**Short task**
How many lines of these entries hold the string "Changements"? Reply with the number alone.

**Data listing**
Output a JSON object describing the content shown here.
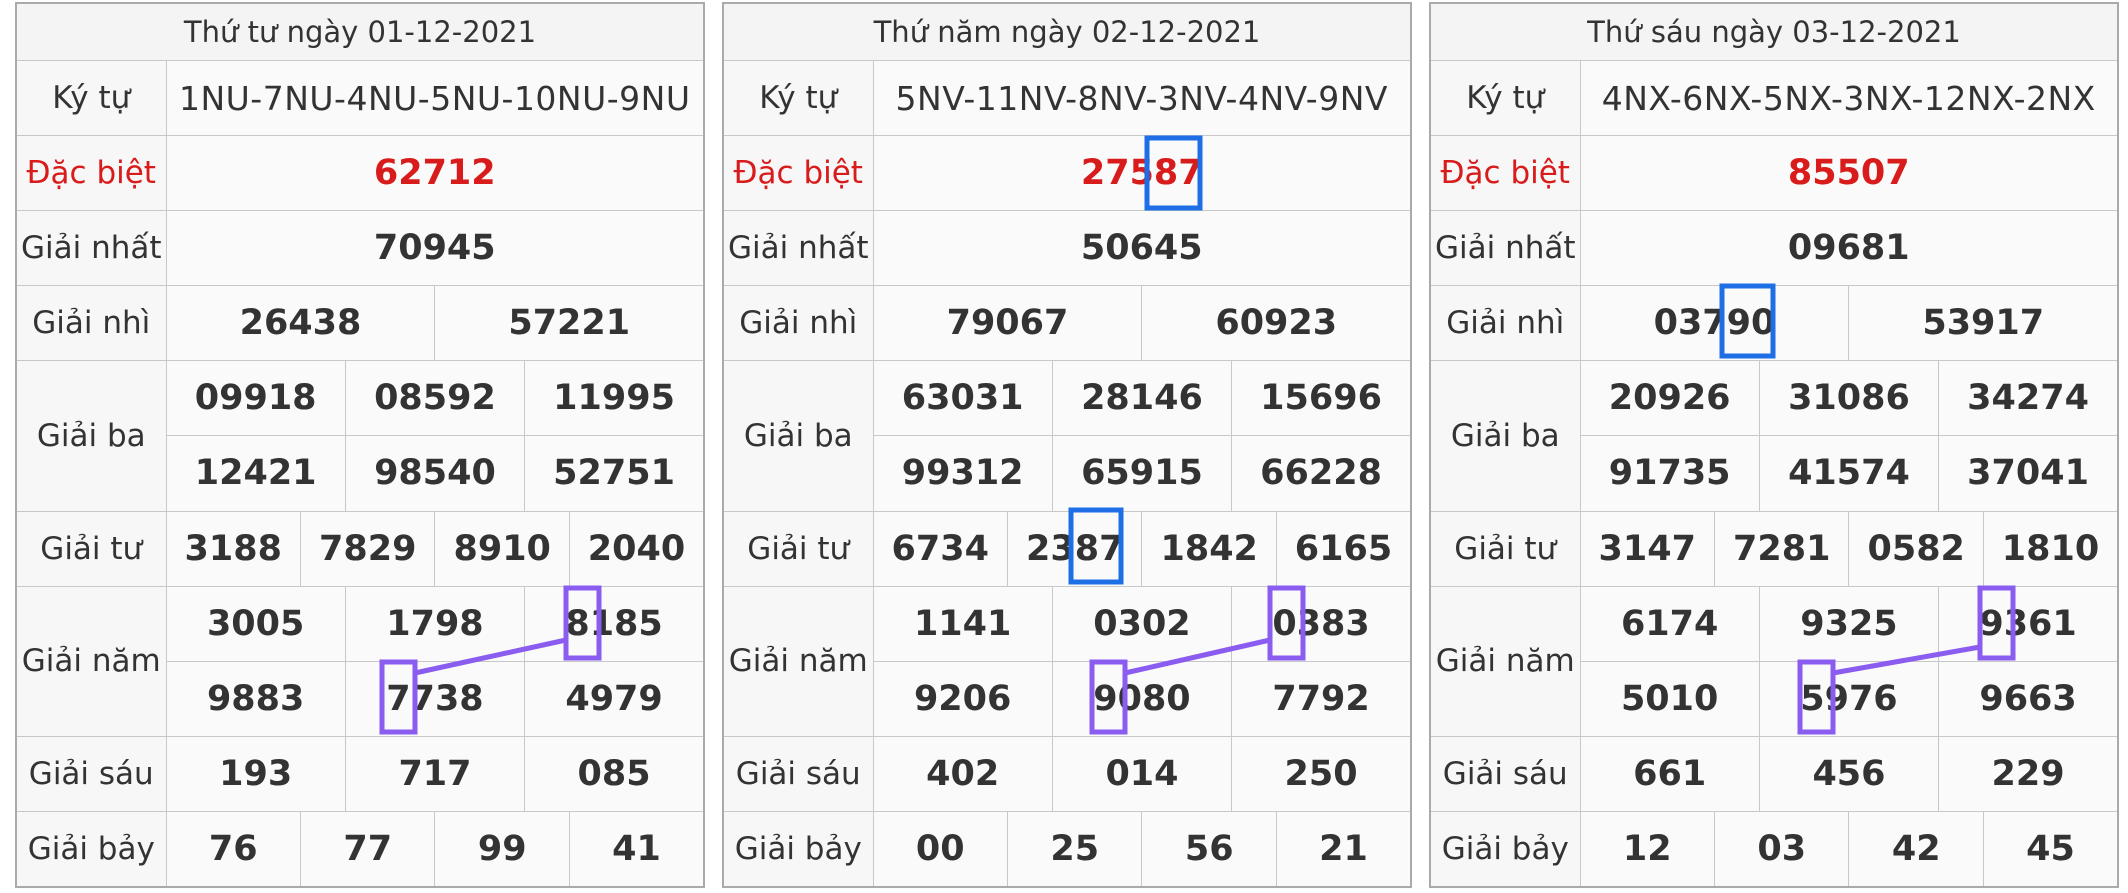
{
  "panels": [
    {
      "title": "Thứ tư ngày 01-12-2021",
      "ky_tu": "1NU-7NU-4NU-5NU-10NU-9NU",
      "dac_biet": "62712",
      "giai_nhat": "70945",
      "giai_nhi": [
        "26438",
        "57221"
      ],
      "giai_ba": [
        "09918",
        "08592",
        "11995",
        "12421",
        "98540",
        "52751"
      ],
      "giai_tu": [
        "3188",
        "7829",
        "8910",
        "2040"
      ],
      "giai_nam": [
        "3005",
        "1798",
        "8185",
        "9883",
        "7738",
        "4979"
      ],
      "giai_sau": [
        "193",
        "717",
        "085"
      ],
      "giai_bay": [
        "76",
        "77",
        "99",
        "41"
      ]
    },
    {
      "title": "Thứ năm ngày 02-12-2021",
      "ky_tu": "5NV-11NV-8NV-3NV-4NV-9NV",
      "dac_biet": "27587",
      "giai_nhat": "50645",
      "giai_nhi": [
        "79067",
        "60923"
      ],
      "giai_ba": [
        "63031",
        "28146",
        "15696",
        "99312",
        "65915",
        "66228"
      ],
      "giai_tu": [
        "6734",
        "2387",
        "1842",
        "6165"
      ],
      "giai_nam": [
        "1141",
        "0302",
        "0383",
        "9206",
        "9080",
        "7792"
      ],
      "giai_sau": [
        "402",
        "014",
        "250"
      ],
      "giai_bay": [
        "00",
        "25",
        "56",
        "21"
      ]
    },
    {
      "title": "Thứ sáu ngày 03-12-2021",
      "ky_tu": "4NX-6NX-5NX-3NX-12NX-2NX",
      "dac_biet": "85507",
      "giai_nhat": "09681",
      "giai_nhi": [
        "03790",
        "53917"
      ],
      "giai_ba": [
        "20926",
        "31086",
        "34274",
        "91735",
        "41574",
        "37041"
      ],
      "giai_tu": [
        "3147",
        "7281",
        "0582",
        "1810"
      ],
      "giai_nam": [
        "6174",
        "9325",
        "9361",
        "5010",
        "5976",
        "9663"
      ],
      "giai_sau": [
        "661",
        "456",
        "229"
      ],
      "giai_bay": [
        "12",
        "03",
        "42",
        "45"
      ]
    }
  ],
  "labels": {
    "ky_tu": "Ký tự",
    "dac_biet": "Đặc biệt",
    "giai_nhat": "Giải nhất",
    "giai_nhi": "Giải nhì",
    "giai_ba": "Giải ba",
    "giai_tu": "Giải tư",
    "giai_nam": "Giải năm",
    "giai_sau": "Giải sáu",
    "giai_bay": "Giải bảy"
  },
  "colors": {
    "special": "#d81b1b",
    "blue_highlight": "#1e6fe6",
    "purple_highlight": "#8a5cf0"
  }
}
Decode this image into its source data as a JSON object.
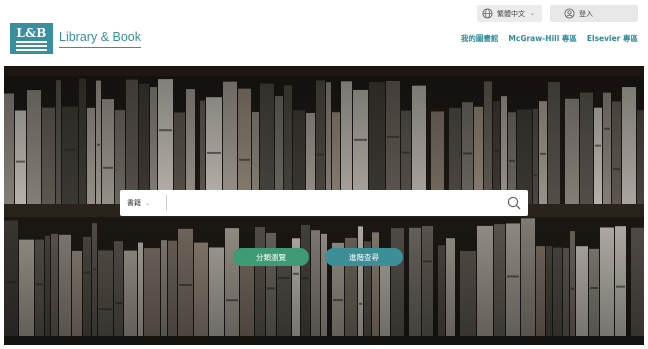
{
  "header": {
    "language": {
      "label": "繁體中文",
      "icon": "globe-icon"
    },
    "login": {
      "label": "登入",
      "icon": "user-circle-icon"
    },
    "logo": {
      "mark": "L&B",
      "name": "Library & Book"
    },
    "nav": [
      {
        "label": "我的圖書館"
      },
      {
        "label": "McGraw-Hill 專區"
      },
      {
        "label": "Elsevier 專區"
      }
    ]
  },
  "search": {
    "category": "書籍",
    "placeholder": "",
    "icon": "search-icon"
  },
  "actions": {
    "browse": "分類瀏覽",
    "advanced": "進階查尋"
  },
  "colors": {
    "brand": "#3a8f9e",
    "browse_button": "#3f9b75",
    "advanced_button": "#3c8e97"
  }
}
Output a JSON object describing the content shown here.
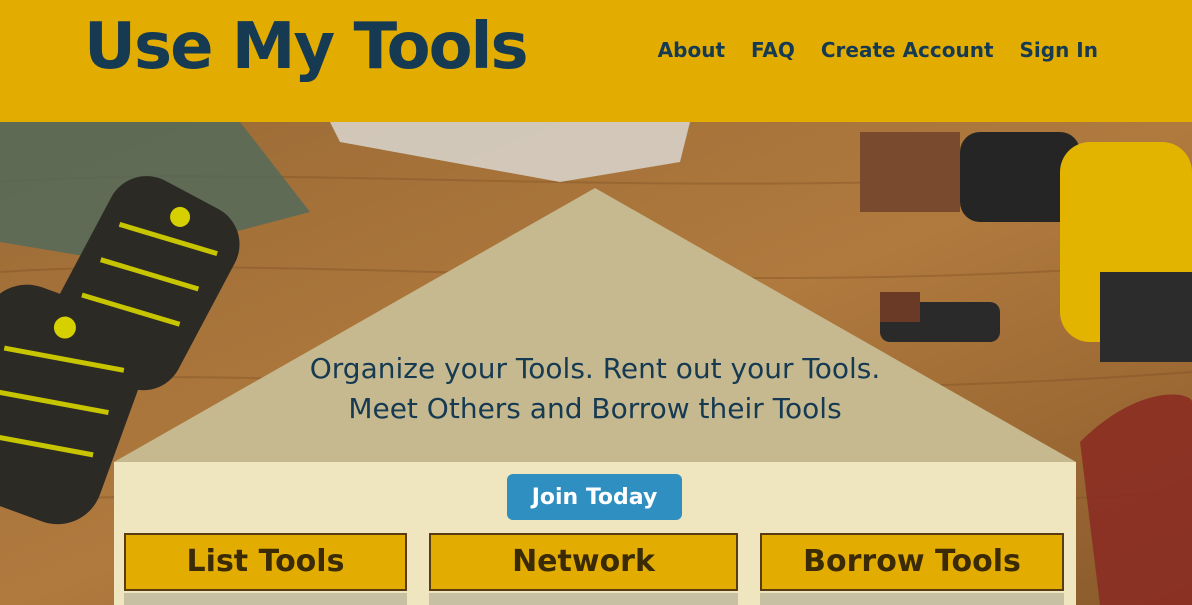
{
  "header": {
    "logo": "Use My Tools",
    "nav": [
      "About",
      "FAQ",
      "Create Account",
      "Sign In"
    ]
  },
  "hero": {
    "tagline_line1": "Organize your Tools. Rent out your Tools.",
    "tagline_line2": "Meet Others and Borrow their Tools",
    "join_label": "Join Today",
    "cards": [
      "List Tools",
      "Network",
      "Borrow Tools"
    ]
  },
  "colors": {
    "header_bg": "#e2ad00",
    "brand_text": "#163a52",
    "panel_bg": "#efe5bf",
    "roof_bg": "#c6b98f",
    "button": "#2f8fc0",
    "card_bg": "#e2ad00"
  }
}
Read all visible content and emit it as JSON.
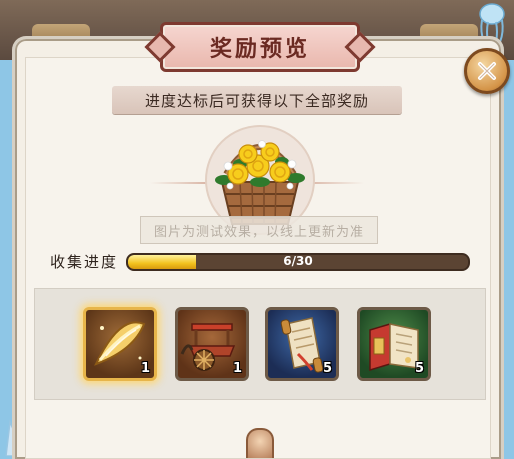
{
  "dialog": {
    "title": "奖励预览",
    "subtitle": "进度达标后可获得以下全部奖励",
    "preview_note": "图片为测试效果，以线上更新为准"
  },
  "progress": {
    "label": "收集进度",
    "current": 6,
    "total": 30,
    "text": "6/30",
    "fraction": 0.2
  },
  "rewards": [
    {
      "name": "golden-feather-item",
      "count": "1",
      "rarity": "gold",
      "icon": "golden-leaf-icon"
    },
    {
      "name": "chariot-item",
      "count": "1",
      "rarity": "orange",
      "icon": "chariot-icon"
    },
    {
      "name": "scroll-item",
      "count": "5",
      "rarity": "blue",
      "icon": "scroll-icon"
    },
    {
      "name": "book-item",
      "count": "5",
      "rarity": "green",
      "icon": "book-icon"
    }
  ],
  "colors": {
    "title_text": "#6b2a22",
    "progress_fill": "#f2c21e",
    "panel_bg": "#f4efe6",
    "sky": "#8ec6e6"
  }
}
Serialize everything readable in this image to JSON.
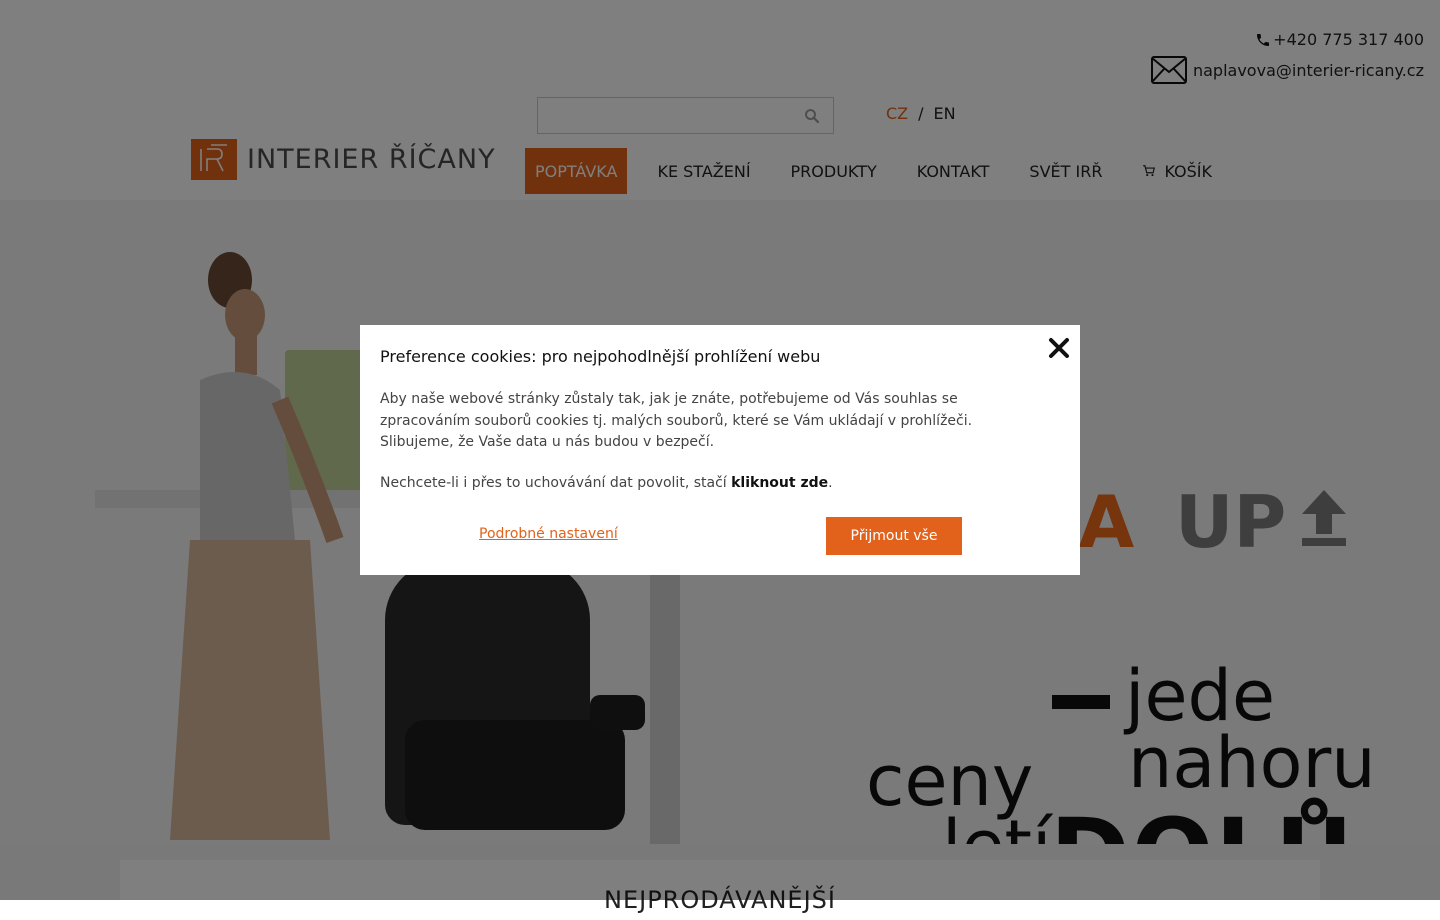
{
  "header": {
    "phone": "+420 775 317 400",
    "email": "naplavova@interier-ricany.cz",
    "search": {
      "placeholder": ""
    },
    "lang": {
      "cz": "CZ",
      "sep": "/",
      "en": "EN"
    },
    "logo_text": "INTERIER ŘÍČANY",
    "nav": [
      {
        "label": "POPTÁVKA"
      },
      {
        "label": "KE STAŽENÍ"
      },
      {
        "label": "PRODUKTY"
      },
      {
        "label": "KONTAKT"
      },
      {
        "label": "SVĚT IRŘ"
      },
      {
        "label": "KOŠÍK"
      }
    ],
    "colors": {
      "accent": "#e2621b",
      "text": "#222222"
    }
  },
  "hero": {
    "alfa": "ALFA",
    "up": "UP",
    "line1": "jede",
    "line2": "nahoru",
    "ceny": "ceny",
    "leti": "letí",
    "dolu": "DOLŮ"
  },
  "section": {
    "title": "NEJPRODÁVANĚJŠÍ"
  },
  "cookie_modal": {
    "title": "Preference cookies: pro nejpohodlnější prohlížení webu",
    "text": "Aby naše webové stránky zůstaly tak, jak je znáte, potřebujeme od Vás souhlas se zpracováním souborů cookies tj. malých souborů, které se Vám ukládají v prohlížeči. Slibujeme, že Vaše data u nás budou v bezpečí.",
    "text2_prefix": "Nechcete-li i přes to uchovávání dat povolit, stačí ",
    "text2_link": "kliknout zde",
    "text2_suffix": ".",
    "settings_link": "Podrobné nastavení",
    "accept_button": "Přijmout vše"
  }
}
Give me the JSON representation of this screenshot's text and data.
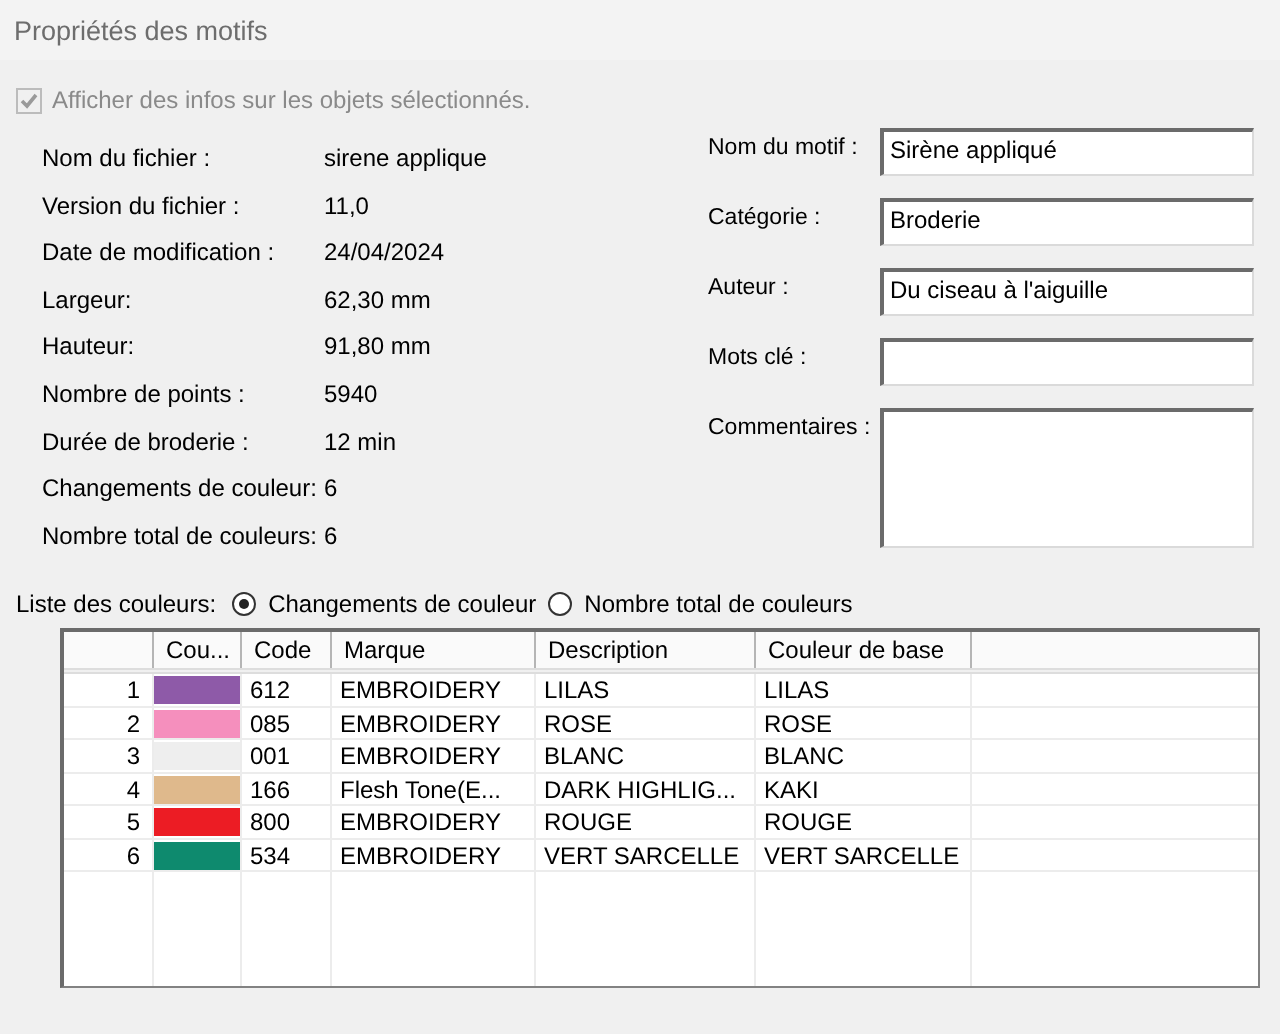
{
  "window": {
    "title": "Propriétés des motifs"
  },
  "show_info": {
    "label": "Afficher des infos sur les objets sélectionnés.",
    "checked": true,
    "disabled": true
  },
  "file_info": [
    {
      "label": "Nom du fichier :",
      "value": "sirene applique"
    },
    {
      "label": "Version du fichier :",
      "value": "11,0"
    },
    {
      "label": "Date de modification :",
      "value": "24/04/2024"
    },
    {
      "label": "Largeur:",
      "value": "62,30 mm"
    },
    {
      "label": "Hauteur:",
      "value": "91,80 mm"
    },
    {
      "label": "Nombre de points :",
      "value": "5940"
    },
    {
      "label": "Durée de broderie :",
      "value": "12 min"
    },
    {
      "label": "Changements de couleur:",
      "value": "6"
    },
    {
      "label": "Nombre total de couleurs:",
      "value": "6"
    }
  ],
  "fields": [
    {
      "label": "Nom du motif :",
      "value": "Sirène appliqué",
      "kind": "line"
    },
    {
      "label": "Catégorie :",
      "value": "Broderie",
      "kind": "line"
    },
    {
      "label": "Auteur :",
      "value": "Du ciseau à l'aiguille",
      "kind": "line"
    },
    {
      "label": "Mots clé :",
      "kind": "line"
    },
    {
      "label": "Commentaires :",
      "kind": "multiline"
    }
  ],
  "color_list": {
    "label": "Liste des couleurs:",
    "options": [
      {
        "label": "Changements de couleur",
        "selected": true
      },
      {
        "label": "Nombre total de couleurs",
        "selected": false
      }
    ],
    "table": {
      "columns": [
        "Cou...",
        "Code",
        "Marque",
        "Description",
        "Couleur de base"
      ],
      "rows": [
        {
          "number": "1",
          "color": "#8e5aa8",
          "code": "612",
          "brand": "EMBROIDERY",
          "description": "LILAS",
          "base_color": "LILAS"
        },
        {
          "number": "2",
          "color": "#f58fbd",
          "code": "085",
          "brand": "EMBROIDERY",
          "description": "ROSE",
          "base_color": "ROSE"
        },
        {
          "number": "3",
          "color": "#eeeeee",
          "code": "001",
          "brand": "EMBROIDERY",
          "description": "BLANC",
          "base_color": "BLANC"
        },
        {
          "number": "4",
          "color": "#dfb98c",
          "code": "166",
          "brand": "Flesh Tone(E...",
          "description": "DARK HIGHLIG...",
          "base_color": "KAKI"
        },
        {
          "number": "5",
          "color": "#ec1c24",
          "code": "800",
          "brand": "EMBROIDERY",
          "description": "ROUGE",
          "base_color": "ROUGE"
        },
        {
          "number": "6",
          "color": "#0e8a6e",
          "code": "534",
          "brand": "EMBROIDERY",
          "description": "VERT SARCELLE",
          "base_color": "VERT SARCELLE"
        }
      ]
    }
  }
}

**Correct output**
2